What is needed:
From the listing below, pick out each line with the word "name".

/---

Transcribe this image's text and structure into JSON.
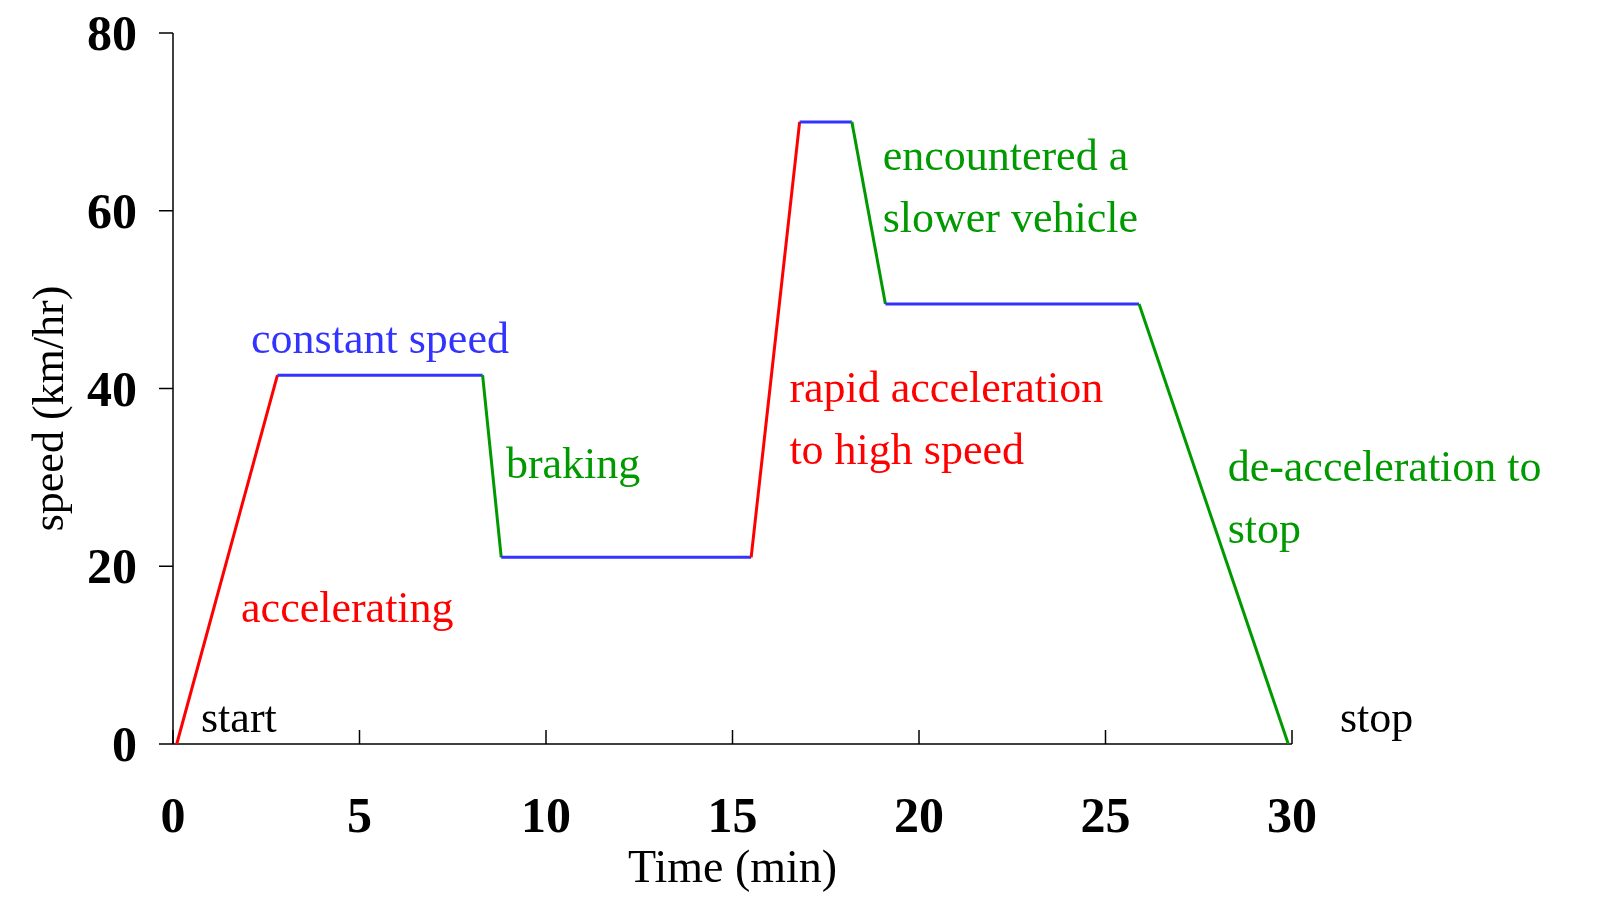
{
  "chart_data": {
    "type": "line",
    "xlabel": "Time (min)",
    "ylabel": "speed (km/hr)",
    "xlim": [
      0,
      30
    ],
    "xticks": [
      0,
      5,
      10,
      15,
      20,
      25,
      30
    ],
    "ylim": [
      0,
      80
    ],
    "yticks": [
      0,
      20,
      40,
      60,
      80
    ],
    "grid": false,
    "marker": "none",
    "series": [
      {
        "name": "accelerating",
        "color": "#ff0000",
        "x": [
          0.1,
          2.8
        ],
        "values": [
          0,
          41.5
        ]
      },
      {
        "name": "constant speed",
        "color": "#3333ff",
        "x": [
          2.8,
          8.3
        ],
        "values": [
          41.5,
          41.5
        ]
      },
      {
        "name": "braking",
        "color": "#009900",
        "x": [
          8.3,
          8.8
        ],
        "values": [
          41.5,
          21
        ]
      },
      {
        "color": "#3333ff",
        "x": [
          8.8,
          15.5
        ],
        "values": [
          21,
          21
        ]
      },
      {
        "name": "rapid acceleration\nto high speed",
        "color": "#ff0000",
        "x": [
          15.5,
          16.8
        ],
        "values": [
          21,
          70
        ]
      },
      {
        "color": "#3333ff",
        "x": [
          16.8,
          18.2
        ],
        "values": [
          70,
          70
        ]
      },
      {
        "name": "encountered a\nslower vehicle",
        "color": "#009900",
        "x": [
          18.2,
          19.1
        ],
        "values": [
          70,
          49.5
        ]
      },
      {
        "color": "#3333ff",
        "x": [
          19.1,
          25.9
        ],
        "values": [
          49.5,
          49.5
        ]
      },
      {
        "name": "de-acceleration to\nstop",
        "color": "#009900",
        "x": [
          25.9,
          29.9
        ],
        "values": [
          49.5,
          0
        ]
      }
    ],
    "annotations": [
      "start",
      "stop"
    ]
  }
}
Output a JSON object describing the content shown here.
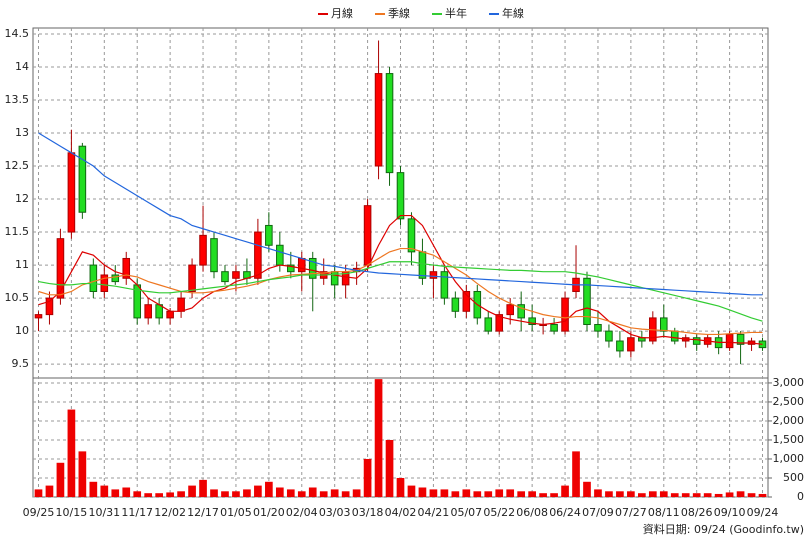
{
  "chart_data": {
    "type": "candlestick",
    "categories": [
      "09/25",
      null,
      null,
      "10/15",
      null,
      null,
      "10/31",
      null,
      null,
      "11/17",
      null,
      null,
      "12/02",
      null,
      null,
      "12/17",
      null,
      null,
      "01/05",
      null,
      null,
      "01/20",
      null,
      null,
      "02/04",
      null,
      null,
      "03/03",
      null,
      null,
      "03/18",
      null,
      null,
      "04/02",
      null,
      null,
      "04/21",
      null,
      null,
      "05/07",
      null,
      null,
      "05/22",
      null,
      null,
      "06/08",
      null,
      null,
      "06/24",
      null,
      null,
      "07/09",
      null,
      null,
      "07/27",
      null,
      null,
      "08/11",
      null,
      null,
      "08/26",
      null,
      null,
      "09/10",
      null,
      null,
      "09/24"
    ],
    "open": [
      10.2,
      10.25,
      10.5,
      11.5,
      12.8,
      11.0,
      10.6,
      10.85,
      10.8,
      10.7,
      10.2,
      10.4,
      10.2,
      10.3,
      10.6,
      11.0,
      11.4,
      10.9,
      10.8,
      10.9,
      10.8,
      11.6,
      11.3,
      11.0,
      10.9,
      11.1,
      10.8,
      10.9,
      10.7,
      10.9,
      11.0,
      12.5,
      13.9,
      12.4,
      11.7,
      11.2,
      10.8,
      10.9,
      10.5,
      10.3,
      10.6,
      10.2,
      10.0,
      10.25,
      10.4,
      10.2,
      10.1,
      10.1,
      10.0,
      10.6,
      10.8,
      10.1,
      10.0,
      9.85,
      9.7,
      9.9,
      9.85,
      10.2,
      10.0,
      9.85,
      9.9,
      9.8,
      9.9,
      9.75,
      9.95,
      9.8,
      9.85
    ],
    "high": [
      10.3,
      10.6,
      11.55,
      13.05,
      12.85,
      11.1,
      11.0,
      11.0,
      11.2,
      10.8,
      10.5,
      10.5,
      10.35,
      10.6,
      11.1,
      11.9,
      11.5,
      11.0,
      11.0,
      11.1,
      11.7,
      11.8,
      11.5,
      11.2,
      11.2,
      11.2,
      11.1,
      11.0,
      11.0,
      11.05,
      12.0,
      14.4,
      14.0,
      12.5,
      11.8,
      11.4,
      11.0,
      11.0,
      10.6,
      10.7,
      10.7,
      10.3,
      10.3,
      10.5,
      10.6,
      10.4,
      10.2,
      10.2,
      10.6,
      11.3,
      10.9,
      10.3,
      10.1,
      10.0,
      10.0,
      10.0,
      10.3,
      10.4,
      10.05,
      9.95,
      9.95,
      9.95,
      10.0,
      10.0,
      10.0,
      9.9,
      9.9
    ],
    "low": [
      10.0,
      10.1,
      10.4,
      11.4,
      11.7,
      10.5,
      10.5,
      10.7,
      10.7,
      10.1,
      10.1,
      10.1,
      10.1,
      10.2,
      10.5,
      10.9,
      10.8,
      10.7,
      10.6,
      10.7,
      10.7,
      11.2,
      10.9,
      10.8,
      10.6,
      10.3,
      10.7,
      10.5,
      10.5,
      10.7,
      10.9,
      12.3,
      12.2,
      11.6,
      11.0,
      10.7,
      10.5,
      10.4,
      10.2,
      10.2,
      10.1,
      9.95,
      9.95,
      10.1,
      10.0,
      10.0,
      9.95,
      9.95,
      9.95,
      10.5,
      10.0,
      9.9,
      9.75,
      9.6,
      9.6,
      9.75,
      9.8,
      9.9,
      9.8,
      9.75,
      9.7,
      9.75,
      9.65,
      9.7,
      9.5,
      9.7,
      9.7
    ],
    "close": [
      10.25,
      10.5,
      11.4,
      12.7,
      11.8,
      10.6,
      10.85,
      10.75,
      11.1,
      10.2,
      10.4,
      10.2,
      10.3,
      10.5,
      11.0,
      11.45,
      10.9,
      10.75,
      10.9,
      10.8,
      11.5,
      11.3,
      11.0,
      10.9,
      11.1,
      10.8,
      10.9,
      10.7,
      10.9,
      10.95,
      11.9,
      13.9,
      12.4,
      11.7,
      11.2,
      10.8,
      10.9,
      10.5,
      10.3,
      10.6,
      10.2,
      10.0,
      10.25,
      10.4,
      10.2,
      10.1,
      10.1,
      10.0,
      10.5,
      10.8,
      10.1,
      10.0,
      9.85,
      9.7,
      9.9,
      9.85,
      10.2,
      10.0,
      9.85,
      9.9,
      9.8,
      9.9,
      9.75,
      9.95,
      9.8,
      9.85,
      9.75
    ],
    "up_color": "#ff0000",
    "down_color": "#22dd22",
    "ylim": [
      9.29,
      14.59
    ],
    "yticks": [
      9.5,
      10,
      10.5,
      11,
      11.5,
      12,
      12.5,
      13,
      13.5,
      14,
      14.5
    ],
    "series": [
      {
        "name": "月線",
        "color": "#dd0000",
        "values": [
          10.4,
          10.45,
          10.6,
          10.9,
          11.2,
          11.15,
          11.0,
          10.9,
          10.85,
          10.7,
          10.5,
          10.4,
          10.3,
          10.3,
          10.35,
          10.5,
          10.6,
          10.65,
          10.75,
          10.8,
          10.85,
          10.95,
          11.0,
          10.98,
          10.95,
          10.92,
          10.88,
          10.85,
          10.82,
          10.8,
          10.95,
          11.3,
          11.6,
          11.75,
          11.75,
          11.6,
          11.3,
          11.0,
          10.75,
          10.55,
          10.4,
          10.3,
          10.22,
          10.18,
          10.15,
          10.12,
          10.1,
          10.12,
          10.15,
          10.3,
          10.35,
          10.3,
          10.15,
          10.05,
          9.95,
          9.9,
          9.9,
          9.92,
          9.9,
          9.88,
          9.87,
          9.85,
          9.83,
          9.83,
          9.82,
          9.82,
          9.8
        ]
      },
      {
        "name": "季線",
        "color": "#ee7722",
        "values": [
          10.6,
          10.55,
          10.55,
          10.6,
          10.7,
          10.75,
          10.8,
          10.82,
          10.85,
          10.82,
          10.75,
          10.7,
          10.65,
          10.6,
          10.58,
          10.58,
          10.6,
          10.62,
          10.65,
          10.68,
          10.72,
          10.78,
          10.82,
          10.85,
          10.86,
          10.87,
          10.88,
          10.9,
          10.9,
          10.92,
          11.0,
          11.1,
          11.2,
          11.25,
          11.25,
          11.2,
          11.15,
          11.05,
          10.95,
          10.85,
          10.72,
          10.6,
          10.5,
          10.42,
          10.35,
          10.3,
          10.25,
          10.22,
          10.2,
          10.22,
          10.22,
          10.2,
          10.15,
          10.1,
          10.05,
          10.03,
          10.02,
          10.01,
          10.0,
          9.98,
          9.96,
          9.95,
          9.95,
          9.96,
          9.97,
          9.98,
          9.98
        ]
      },
      {
        "name": "半年",
        "color": "#33cc33",
        "values": [
          10.75,
          10.72,
          10.7,
          10.7,
          10.72,
          10.72,
          10.7,
          10.68,
          10.65,
          10.62,
          10.6,
          10.58,
          10.58,
          10.6,
          10.62,
          10.64,
          10.66,
          10.68,
          10.7,
          10.72,
          10.75,
          10.78,
          10.8,
          10.82,
          10.85,
          10.85,
          10.85,
          10.86,
          10.87,
          10.9,
          10.95,
          11.0,
          11.05,
          11.05,
          11.05,
          11.02,
          11.0,
          10.98,
          10.97,
          10.96,
          10.95,
          10.94,
          10.93,
          10.92,
          10.92,
          10.91,
          10.9,
          10.9,
          10.9,
          10.88,
          10.85,
          10.82,
          10.78,
          10.74,
          10.7,
          10.66,
          10.62,
          10.58,
          10.54,
          10.5,
          10.46,
          10.42,
          10.38,
          10.32,
          10.26,
          10.2,
          10.15
        ]
      },
      {
        "name": "年線",
        "color": "#2266dd",
        "values": [
          13.0,
          12.9,
          12.8,
          12.7,
          12.6,
          12.5,
          12.35,
          12.25,
          12.15,
          12.05,
          11.95,
          11.85,
          11.75,
          11.7,
          11.6,
          11.55,
          11.5,
          11.45,
          11.4,
          11.35,
          11.3,
          11.25,
          11.2,
          11.15,
          11.1,
          11.05,
          11.0,
          10.98,
          10.95,
          10.92,
          10.9,
          10.88,
          10.87,
          10.86,
          10.85,
          10.84,
          10.83,
          10.82,
          10.81,
          10.8,
          10.79,
          10.78,
          10.77,
          10.76,
          10.75,
          10.74,
          10.73,
          10.72,
          10.71,
          10.7,
          10.7,
          10.69,
          10.68,
          10.67,
          10.66,
          10.65,
          10.64,
          10.63,
          10.62,
          10.61,
          10.6,
          10.59,
          10.58,
          10.57,
          10.56,
          10.55,
          10.55
        ]
      }
    ],
    "volume": {
      "color": "#ee0000",
      "axis": "y2",
      "values": [
        200,
        300,
        900,
        2300,
        1200,
        400,
        300,
        200,
        250,
        150,
        100,
        100,
        120,
        150,
        300,
        450,
        200,
        150,
        150,
        200,
        300,
        400,
        250,
        200,
        150,
        250,
        150,
        200,
        150,
        200,
        1000,
        3100,
        1500,
        500,
        300,
        250,
        200,
        200,
        150,
        200,
        150,
        150,
        200,
        200,
        150,
        150,
        100,
        100,
        300,
        1200,
        400,
        200,
        150,
        150,
        150,
        100,
        150,
        150,
        100,
        100,
        100,
        100,
        80,
        120,
        150,
        100,
        80
      ]
    },
    "y2lim": [
      0,
      3130
    ],
    "y2ticks": [
      0,
      500,
      {
        "value": 1000,
        "label": "1,000"
      },
      {
        "value": 1500,
        "label": "1,500"
      },
      {
        "value": 2000,
        "label": "2,000"
      },
      {
        "value": 2500,
        "label": "2,500"
      },
      {
        "value": 3000,
        "label": "3,000"
      }
    ],
    "grid": true,
    "footnote": "資料日期: 09/24 (Goodinfo.tw)"
  }
}
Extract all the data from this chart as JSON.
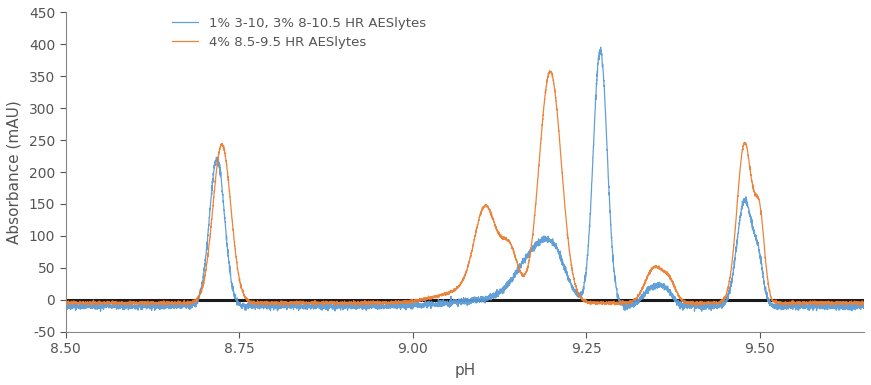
{
  "title": "",
  "xlabel": "pH",
  "ylabel": "Absorbance (mAU)",
  "xlim": [
    8.5,
    9.65
  ],
  "ylim": [
    -50,
    450
  ],
  "xticks": [
    8.5,
    8.75,
    9.0,
    9.25,
    9.5
  ],
  "xtick_labels": [
    "8.50",
    "8.75",
    "9.00",
    "9.25",
    "9.50"
  ],
  "blue_color": "#5b9bd5",
  "orange_color": "#ed7d31",
  "baseline_color": "#1a1a1a",
  "background_color": "#ffffff",
  "legend_label_blue": "1% 3-10, 3% 8-10.5 HR AESlytes",
  "legend_label_orange": "4% 8.5-9.5 HR AESlytes",
  "figsize": [
    8.71,
    3.85
  ],
  "dpi": 100,
  "blue_peaks": [
    {
      "mu": 8.718,
      "sigma": 0.011,
      "amp": 230
    },
    {
      "mu": 9.175,
      "sigma": 0.025,
      "amp": 70
    },
    {
      "mu": 9.205,
      "sigma": 0.018,
      "amp": 55
    },
    {
      "mu": 9.27,
      "sigma": 0.01,
      "amp": 400
    },
    {
      "mu": 9.345,
      "sigma": 0.013,
      "amp": 28
    },
    {
      "mu": 9.365,
      "sigma": 0.01,
      "amp": 20
    },
    {
      "mu": 9.478,
      "sigma": 0.011,
      "amp": 165
    },
    {
      "mu": 9.498,
      "sigma": 0.007,
      "amp": 60
    }
  ],
  "orange_peaks": [
    {
      "mu": 8.725,
      "sigma": 0.013,
      "amp": 248
    },
    {
      "mu": 9.105,
      "sigma": 0.016,
      "amp": 135
    },
    {
      "mu": 9.14,
      "sigma": 0.012,
      "amp": 75
    },
    {
      "mu": 9.198,
      "sigma": 0.016,
      "amp": 362
    },
    {
      "mu": 9.348,
      "sigma": 0.013,
      "amp": 55
    },
    {
      "mu": 9.37,
      "sigma": 0.009,
      "amp": 28
    },
    {
      "mu": 9.478,
      "sigma": 0.011,
      "amp": 250
    },
    {
      "mu": 9.5,
      "sigma": 0.007,
      "amp": 120
    }
  ],
  "blue_baseline": -10,
  "orange_baseline": -5,
  "blue_noise_std": 2.5,
  "orange_noise_std": 1.2
}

\---

Right answer:
        "name": "accelerating",
        "name": "constant speed",
        "name": "braking",
        "name": "rapid acceleration\nto high speed",
        "name": "encountered a\nslower vehicle",
        "name": "de-acceleration to\nstop",
        "name": "月線",
        "name": "季線",
        "name": "半年",
        "name": "年線",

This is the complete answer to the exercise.